*Aim*. Every line of the records below should be restated exactly.

(Dataset items)
+ + + + + + +

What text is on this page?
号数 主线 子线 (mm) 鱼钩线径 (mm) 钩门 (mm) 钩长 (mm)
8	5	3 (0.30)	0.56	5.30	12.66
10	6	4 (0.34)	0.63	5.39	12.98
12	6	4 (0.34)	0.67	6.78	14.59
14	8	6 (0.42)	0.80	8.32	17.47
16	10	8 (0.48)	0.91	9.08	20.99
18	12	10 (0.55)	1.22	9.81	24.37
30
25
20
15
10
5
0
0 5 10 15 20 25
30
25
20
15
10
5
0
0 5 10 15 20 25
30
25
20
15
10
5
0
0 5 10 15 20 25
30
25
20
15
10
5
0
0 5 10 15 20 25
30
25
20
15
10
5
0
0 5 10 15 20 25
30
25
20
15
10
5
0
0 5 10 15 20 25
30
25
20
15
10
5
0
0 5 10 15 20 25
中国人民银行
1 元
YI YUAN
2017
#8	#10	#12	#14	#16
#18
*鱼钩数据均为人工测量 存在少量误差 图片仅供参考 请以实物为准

+ + + + + + +

*Full response*.
What text is on this page?
号数 主线 子线 (mm) 鱼钩线径 (mm) 钩门 (mm) 钩长 (mm)
8	5	3 (0.30)	0.56	5.30	12.66
10	6	4 (0.34)	0.63	5.39	12.98
12	6	4 (0.34)	0.67	6.78	14.59
14	8	6 (0.42)	0.80	8.32	17.47
16	10	8 (0.48)	0.91	9.08	20.99
18	12	10 (0.55)	1.22	9.81	24.37
30
25
20
15
10
5
0
0 5 10 15 20 25
30
25
20
15
10
5
0
0 5 10 15 20 25
30
25
20
15
10
5
0
0 5 10 15 20 25
30
25
20
15
10
5
0
0 5 10 15 20 25
30
25
20
15
10
5
0
0 5 10 15 20 25
30
25
20
15
10
5
0
0 5 10 15 20 25
30
25
20
15
10
5
0
0 5 10 15 20 25
中国人民银行
1 元
YI YUAN
2017
#8	#10	#12	#14	#16
#18
*鱼钩数据均为人工测量 存在少量误差 图片仅供参考 请以实物为准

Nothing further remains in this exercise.